Extract every line from the items below that contains the string "spacer".
----------------------------------------
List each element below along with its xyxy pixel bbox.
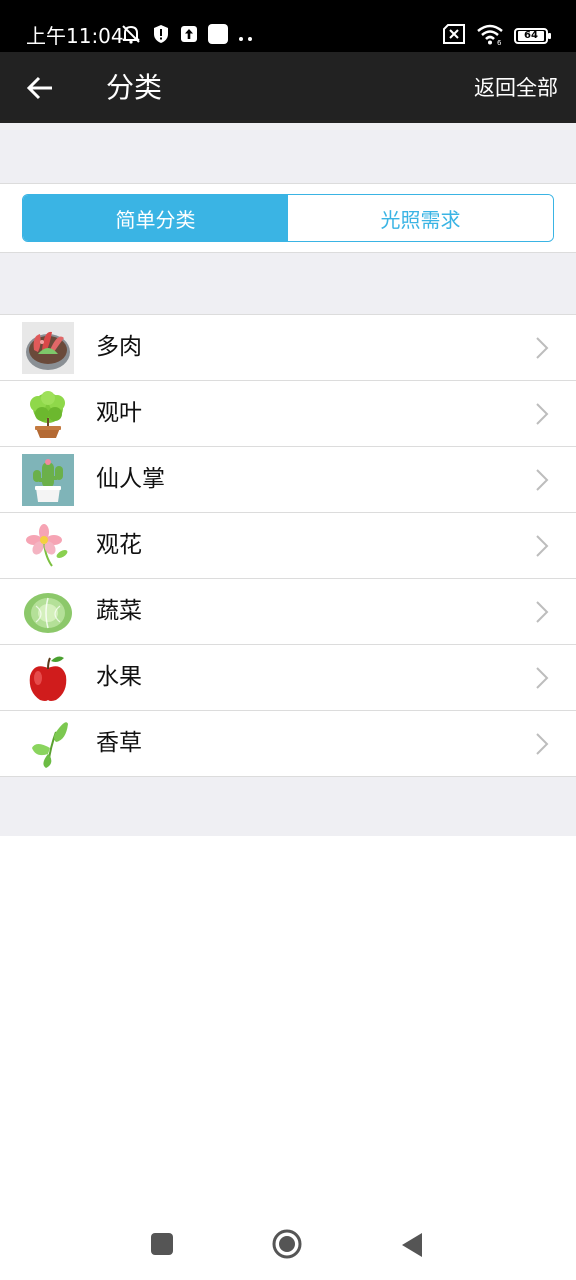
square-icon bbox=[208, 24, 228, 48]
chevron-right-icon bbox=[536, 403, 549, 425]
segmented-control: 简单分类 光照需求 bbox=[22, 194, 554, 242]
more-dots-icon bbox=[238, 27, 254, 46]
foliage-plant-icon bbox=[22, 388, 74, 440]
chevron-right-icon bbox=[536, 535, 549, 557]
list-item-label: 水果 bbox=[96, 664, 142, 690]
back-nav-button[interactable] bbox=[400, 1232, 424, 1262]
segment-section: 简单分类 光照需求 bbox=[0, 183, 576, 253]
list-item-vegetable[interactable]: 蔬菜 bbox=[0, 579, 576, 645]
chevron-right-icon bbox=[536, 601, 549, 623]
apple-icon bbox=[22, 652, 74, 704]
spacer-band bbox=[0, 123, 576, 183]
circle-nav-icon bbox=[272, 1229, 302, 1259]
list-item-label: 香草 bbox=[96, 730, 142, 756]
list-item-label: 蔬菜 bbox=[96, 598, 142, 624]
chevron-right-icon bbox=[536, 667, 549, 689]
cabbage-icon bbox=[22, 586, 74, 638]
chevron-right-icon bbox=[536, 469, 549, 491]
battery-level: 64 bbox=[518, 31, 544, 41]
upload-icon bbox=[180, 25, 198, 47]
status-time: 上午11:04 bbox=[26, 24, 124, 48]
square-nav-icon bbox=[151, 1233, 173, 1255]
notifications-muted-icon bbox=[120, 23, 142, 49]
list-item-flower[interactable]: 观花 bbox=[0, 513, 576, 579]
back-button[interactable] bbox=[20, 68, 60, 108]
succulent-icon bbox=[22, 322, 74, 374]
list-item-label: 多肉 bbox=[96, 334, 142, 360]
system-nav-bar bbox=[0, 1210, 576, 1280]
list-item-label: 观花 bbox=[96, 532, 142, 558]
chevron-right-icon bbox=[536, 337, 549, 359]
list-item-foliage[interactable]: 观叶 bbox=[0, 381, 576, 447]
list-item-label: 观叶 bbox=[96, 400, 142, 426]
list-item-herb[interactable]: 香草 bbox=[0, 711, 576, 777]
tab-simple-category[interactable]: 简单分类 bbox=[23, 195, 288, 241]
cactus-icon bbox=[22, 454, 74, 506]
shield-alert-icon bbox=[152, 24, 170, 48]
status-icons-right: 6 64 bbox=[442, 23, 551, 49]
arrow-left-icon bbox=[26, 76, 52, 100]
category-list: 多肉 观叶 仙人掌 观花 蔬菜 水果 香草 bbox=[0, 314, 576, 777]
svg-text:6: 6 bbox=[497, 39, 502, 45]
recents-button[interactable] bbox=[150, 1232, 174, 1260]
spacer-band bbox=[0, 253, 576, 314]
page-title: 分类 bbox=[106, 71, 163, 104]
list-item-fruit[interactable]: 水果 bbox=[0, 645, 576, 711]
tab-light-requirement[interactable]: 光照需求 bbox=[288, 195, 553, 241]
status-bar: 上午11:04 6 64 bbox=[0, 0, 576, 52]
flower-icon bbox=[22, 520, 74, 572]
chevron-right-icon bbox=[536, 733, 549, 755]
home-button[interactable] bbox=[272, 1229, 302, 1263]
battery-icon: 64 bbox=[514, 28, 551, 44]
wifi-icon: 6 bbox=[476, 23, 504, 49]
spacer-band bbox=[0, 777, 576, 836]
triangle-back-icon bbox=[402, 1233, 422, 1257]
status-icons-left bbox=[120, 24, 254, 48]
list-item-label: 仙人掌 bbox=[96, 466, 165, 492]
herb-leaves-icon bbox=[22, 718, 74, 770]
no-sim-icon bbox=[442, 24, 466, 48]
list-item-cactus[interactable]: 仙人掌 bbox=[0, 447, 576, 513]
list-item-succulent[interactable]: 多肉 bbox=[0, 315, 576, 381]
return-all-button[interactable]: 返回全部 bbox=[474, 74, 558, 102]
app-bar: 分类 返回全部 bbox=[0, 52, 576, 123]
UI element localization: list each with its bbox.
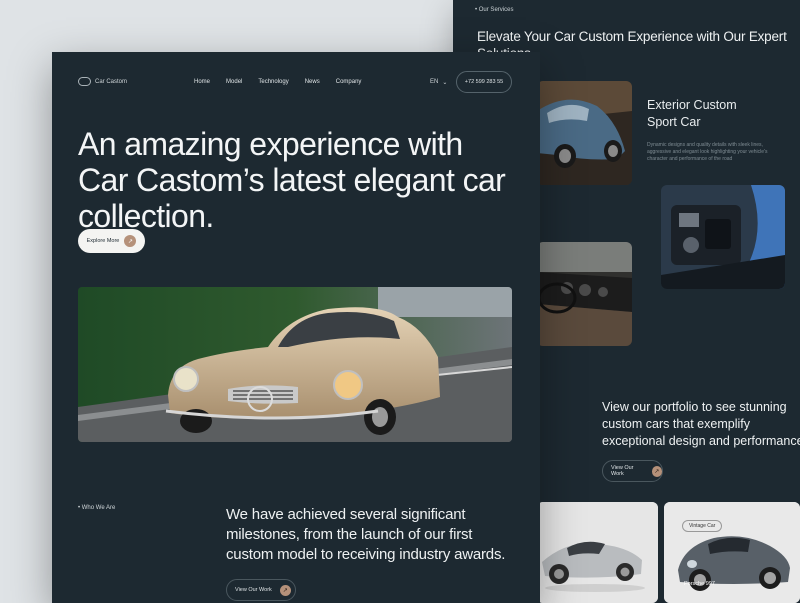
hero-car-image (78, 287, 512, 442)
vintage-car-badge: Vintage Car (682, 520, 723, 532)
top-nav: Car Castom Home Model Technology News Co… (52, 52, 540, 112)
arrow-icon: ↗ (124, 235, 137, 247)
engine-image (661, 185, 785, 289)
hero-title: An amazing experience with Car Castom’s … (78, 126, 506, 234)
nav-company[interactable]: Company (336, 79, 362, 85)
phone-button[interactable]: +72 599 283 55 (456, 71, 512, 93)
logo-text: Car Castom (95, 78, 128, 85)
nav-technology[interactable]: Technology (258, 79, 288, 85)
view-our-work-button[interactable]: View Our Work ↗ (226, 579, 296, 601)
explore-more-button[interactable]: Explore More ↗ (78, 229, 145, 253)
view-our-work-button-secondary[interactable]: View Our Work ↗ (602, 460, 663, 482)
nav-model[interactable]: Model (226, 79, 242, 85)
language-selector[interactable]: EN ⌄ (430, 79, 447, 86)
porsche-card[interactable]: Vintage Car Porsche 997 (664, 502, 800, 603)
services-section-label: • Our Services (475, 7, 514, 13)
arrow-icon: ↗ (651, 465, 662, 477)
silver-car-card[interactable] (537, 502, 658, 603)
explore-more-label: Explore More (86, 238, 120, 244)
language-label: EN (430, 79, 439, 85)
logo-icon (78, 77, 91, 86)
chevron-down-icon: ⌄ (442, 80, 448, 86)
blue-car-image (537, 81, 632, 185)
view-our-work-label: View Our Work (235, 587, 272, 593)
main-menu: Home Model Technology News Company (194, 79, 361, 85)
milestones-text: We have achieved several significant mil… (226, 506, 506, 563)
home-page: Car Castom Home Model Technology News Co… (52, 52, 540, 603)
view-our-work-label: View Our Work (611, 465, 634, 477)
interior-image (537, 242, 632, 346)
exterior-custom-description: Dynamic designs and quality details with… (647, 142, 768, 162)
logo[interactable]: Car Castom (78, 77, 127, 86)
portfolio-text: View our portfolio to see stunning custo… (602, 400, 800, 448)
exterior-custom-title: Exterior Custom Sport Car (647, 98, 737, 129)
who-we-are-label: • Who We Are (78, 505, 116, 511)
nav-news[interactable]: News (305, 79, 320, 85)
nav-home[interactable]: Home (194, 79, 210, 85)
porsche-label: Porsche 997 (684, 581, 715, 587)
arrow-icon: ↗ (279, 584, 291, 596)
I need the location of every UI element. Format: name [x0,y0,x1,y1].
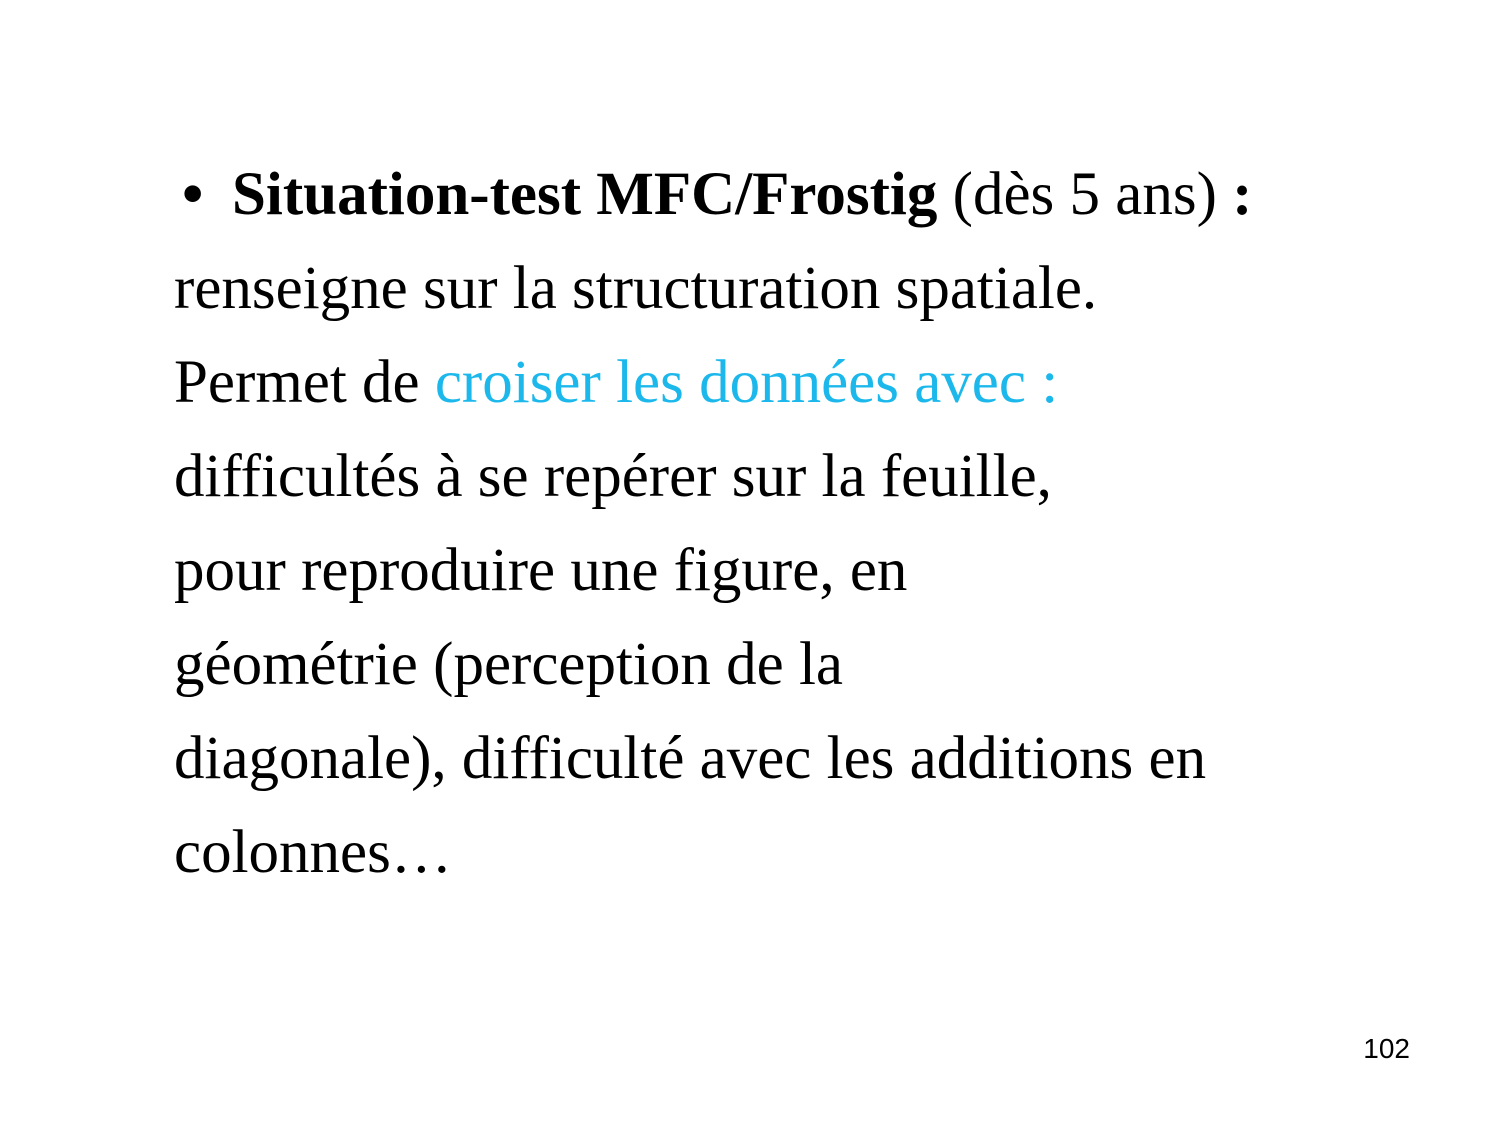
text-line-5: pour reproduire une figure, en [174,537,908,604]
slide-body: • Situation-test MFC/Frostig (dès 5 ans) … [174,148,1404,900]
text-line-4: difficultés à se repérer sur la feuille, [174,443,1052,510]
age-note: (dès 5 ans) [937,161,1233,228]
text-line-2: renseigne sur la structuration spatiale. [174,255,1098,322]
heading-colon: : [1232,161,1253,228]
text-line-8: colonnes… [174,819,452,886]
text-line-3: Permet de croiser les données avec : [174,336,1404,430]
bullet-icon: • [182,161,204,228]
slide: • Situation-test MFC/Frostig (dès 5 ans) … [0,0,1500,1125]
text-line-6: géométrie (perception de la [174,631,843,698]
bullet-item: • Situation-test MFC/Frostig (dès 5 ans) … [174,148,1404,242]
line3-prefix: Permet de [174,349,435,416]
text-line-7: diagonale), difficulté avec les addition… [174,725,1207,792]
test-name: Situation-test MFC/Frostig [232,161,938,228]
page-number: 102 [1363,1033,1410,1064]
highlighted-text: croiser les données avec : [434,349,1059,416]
----------------------------------------
### Expected output
spacer-band bbox=[0, 123, 576, 183]
spacer-band bbox=[0, 253, 576, 314]
spacer-band bbox=[0, 777, 576, 836]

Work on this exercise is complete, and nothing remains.